Records from a data source:
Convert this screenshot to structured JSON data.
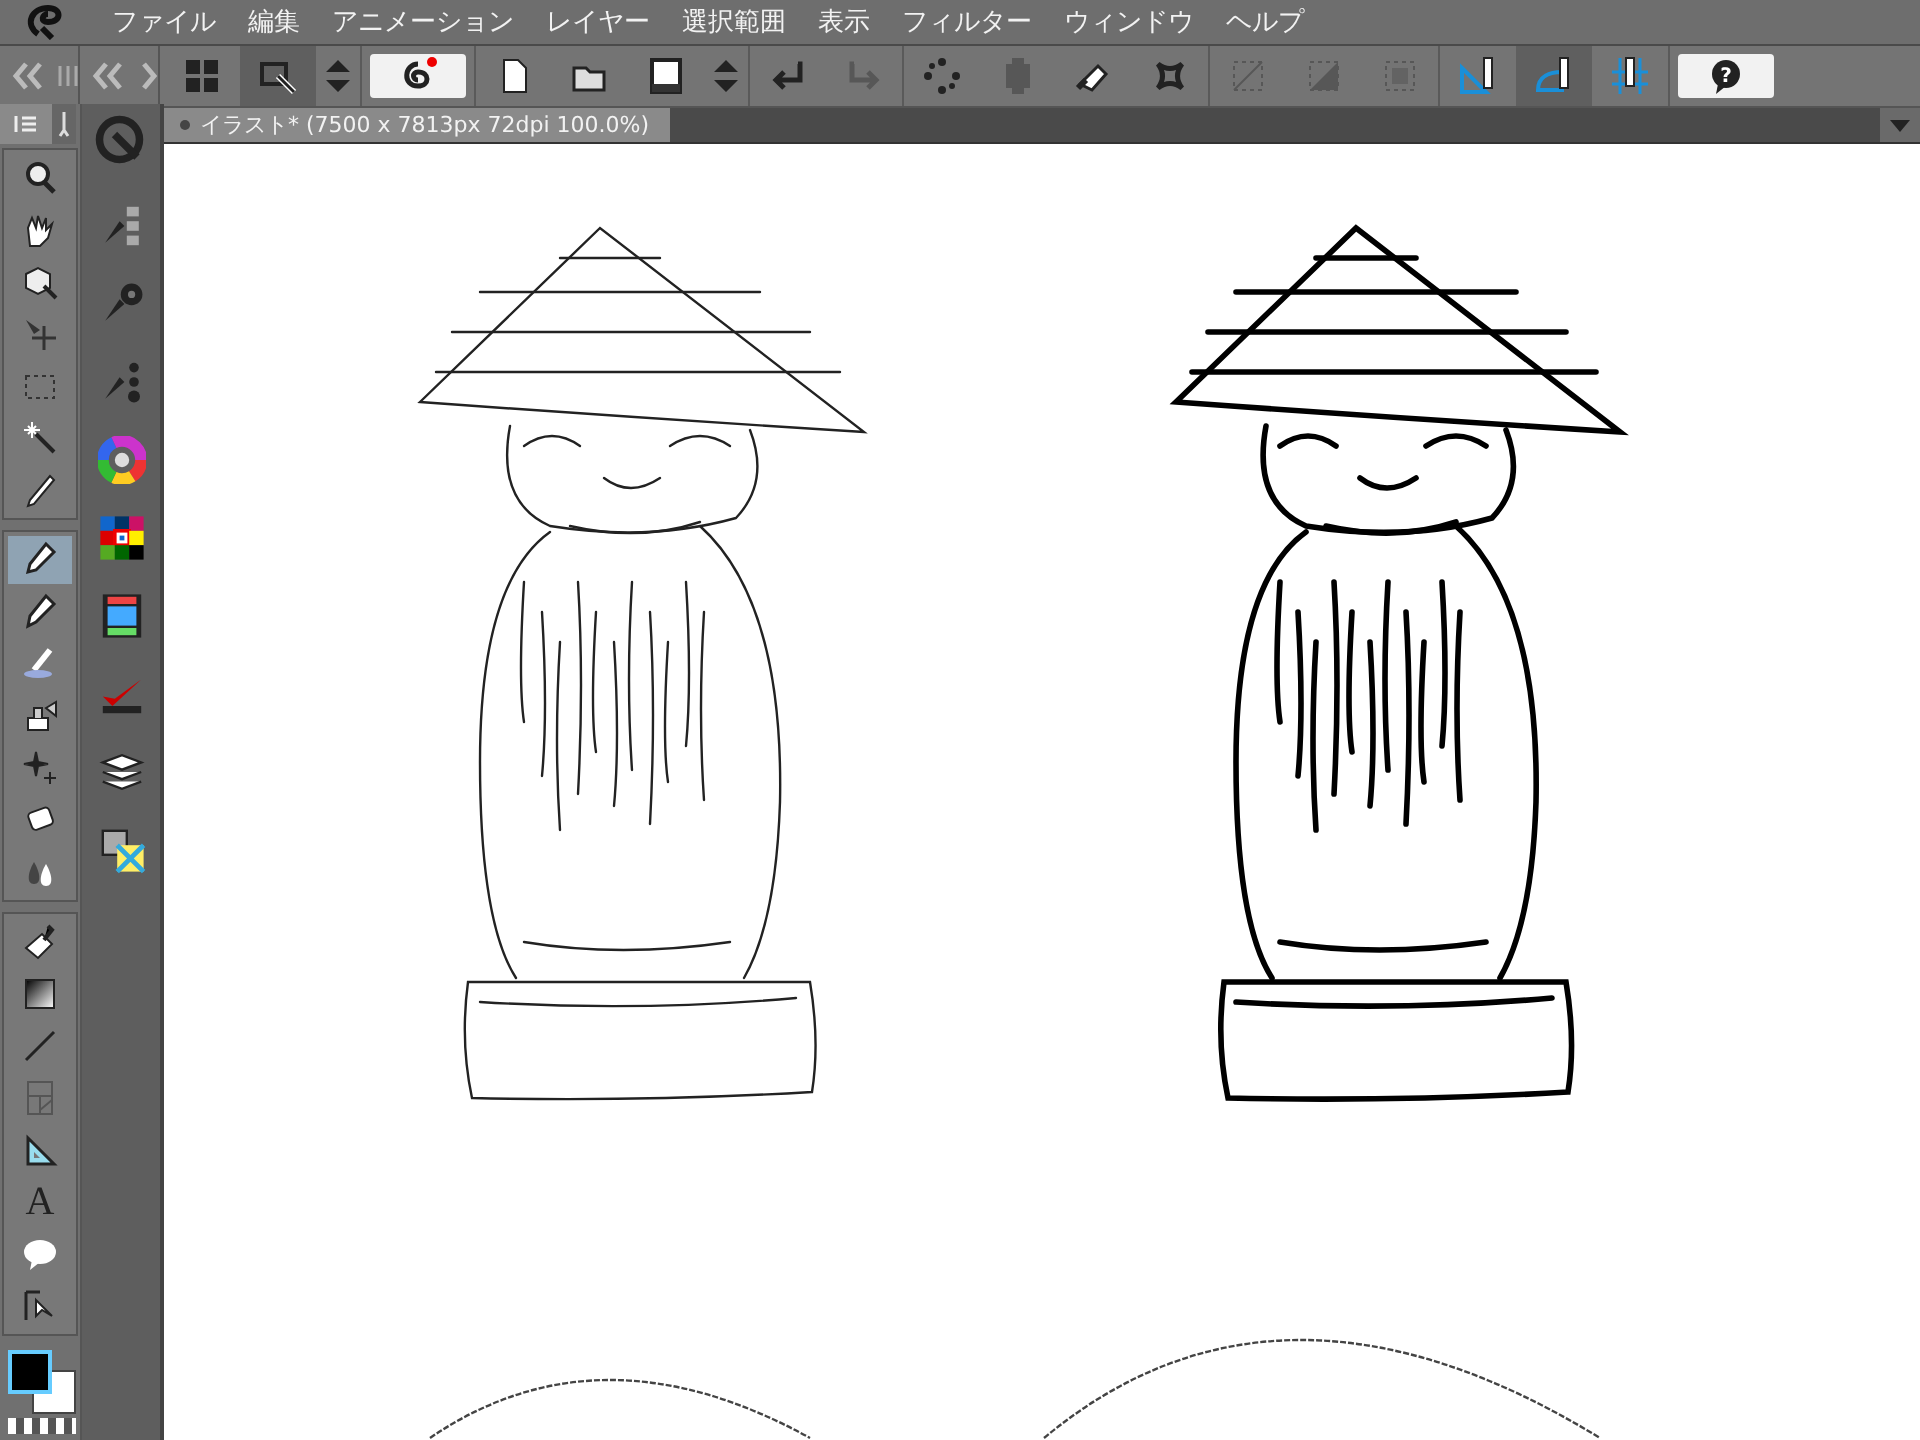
{
  "menu": [
    "ファイル",
    "編集",
    "アニメーション",
    "レイヤー",
    "選択範囲",
    "表示",
    "フィルター",
    "ウィンドウ",
    "ヘルプ"
  ],
  "toolbar": [
    {
      "selected": false,
      "disabled": false
    },
    {
      "selected": true,
      "disabled": false
    },
    {
      "selected": false,
      "disabled": false
    },
    {
      "selected": false,
      "disabled": false
    },
    {
      "selected": false,
      "disabled": false
    },
    {
      "selected": false,
      "disabled": false
    },
    {
      "selected": false,
      "disabled": false
    },
    {
      "selected": false,
      "disabled": false
    },
    {
      "selected": false,
      "disabled": false
    },
    {
      "selected": false,
      "disabled": true
    },
    {
      "selected": false,
      "disabled": false
    },
    {
      "selected": false,
      "disabled": true
    },
    {
      "selected": false,
      "disabled": false
    },
    {
      "selected": false,
      "disabled": false
    },
    {
      "selected": false,
      "disabled": true
    },
    {
      "selected": false,
      "disabled": true
    },
    {
      "selected": false,
      "disabled": true
    },
    {
      "selected": false,
      "disabled": false
    },
    {
      "selected": true,
      "disabled": false
    },
    {
      "selected": false,
      "disabled": false
    },
    {
      "selected": false,
      "disabled": false
    }
  ],
  "help_label": "?",
  "document_tab": {
    "title": "イラスト* (7500 x 7813px 72dpi 100.0%)",
    "selected": true
  },
  "tool_groups": [
    [
      {
        "kind": "icon",
        "selected": false
      },
      {
        "kind": "icon",
        "selected": false
      },
      {
        "kind": "icon",
        "selected": false
      },
      {
        "kind": "icon",
        "selected": false
      },
      {
        "kind": "icon",
        "selected": false
      },
      {
        "kind": "icon",
        "selected": false
      },
      {
        "kind": "icon",
        "selected": false
      }
    ],
    [
      {
        "kind": "icon",
        "selected": true
      },
      {
        "kind": "icon",
        "selected": false
      },
      {
        "kind": "icon",
        "selected": false
      },
      {
        "kind": "icon",
        "selected": false
      },
      {
        "kind": "icon",
        "selected": false
      },
      {
        "kind": "icon",
        "selected": false
      },
      {
        "kind": "icon",
        "selected": false
      }
    ],
    [
      {
        "kind": "icon",
        "selected": false
      },
      {
        "kind": "icon",
        "selected": false
      },
      {
        "kind": "icon",
        "selected": false
      },
      {
        "kind": "icon",
        "selected": false
      },
      {
        "kind": "icon",
        "selected": false
      },
      {
        "kind": "glyph",
        "label": "A",
        "selected": false
      },
      {
        "kind": "icon",
        "selected": false
      },
      {
        "kind": "icon",
        "selected": false
      }
    ]
  ]
}
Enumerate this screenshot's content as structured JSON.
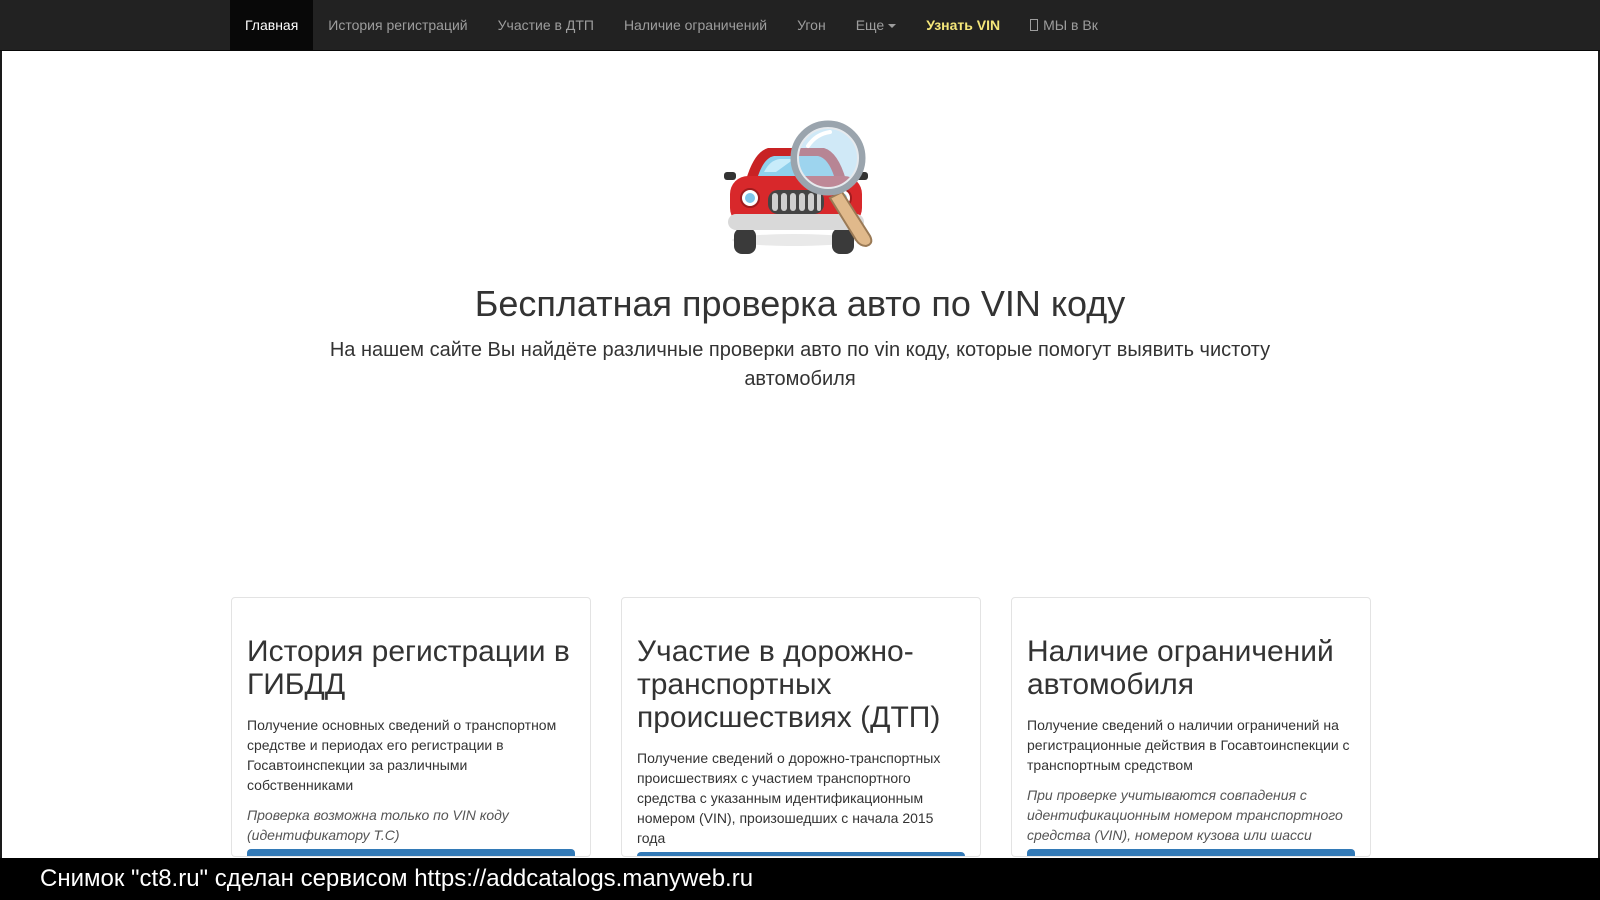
{
  "nav": {
    "items": [
      {
        "label": "Главная",
        "state": "active"
      },
      {
        "label": "История регистраций"
      },
      {
        "label": "Участие в ДТП"
      },
      {
        "label": "Наличие ограничений"
      },
      {
        "label": "Угон"
      },
      {
        "label": "Еще"
      },
      {
        "label": "Узнать VIN",
        "state": "highlight"
      },
      {
        "label": "МЫ в Вк",
        "icon": "vk-icon"
      }
    ]
  },
  "hero": {
    "image": "car-magnifier-icon",
    "title": "Бесплатная проверка авто по VIN коду",
    "subtitle": "На нашем сайте Вы найдёте различные проверки авто по vin коду, которые помогут выявить чистоту автомобиля"
  },
  "cards": [
    {
      "title": "История регистрации в ГИБДД",
      "text": "Получение основных сведений о транспортном средстве и периодах его регистрации в Госавтоинспекции за различными собственниками",
      "note": "Проверка возможна только по VIN коду (идентификатору Т.С)"
    },
    {
      "title": "Участие в дорожно-транспортных происшествиях (ДТП)",
      "text": "Получение сведений о дорожно-транспортных происшествиях с участием транспортного средства с указанным идентификационным номером (VIN), произошедших с начала 2015 года",
      "note": ""
    },
    {
      "title": "Наличие ограничений автомобиля",
      "text": "Получение сведений о наличии ограничений на регистрационные действия в Госавтоинспекции с транспортным средством",
      "note": "При проверке учитываются совпадения с идентификационным номером транспортного средства (VIN), номером кузова или шасси"
    }
  ],
  "footer": {
    "text": "Снимок \"ct8.ru\" сделан сервисом https://addcatalogs.manyweb.ru"
  },
  "colors": {
    "navbar": "#222222",
    "nav_active": "#080808",
    "nav_highlight": "#f5e77a",
    "button": "#337ab7",
    "car": "#d8282b"
  }
}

GIVEN EXERCISE:
Identify the lines in the entries that hold "this" and return each one.

EXPECTED ANSWER:
Convert this screenshot to structured JSON data.
Enumerate this screenshot's content as structured JSON.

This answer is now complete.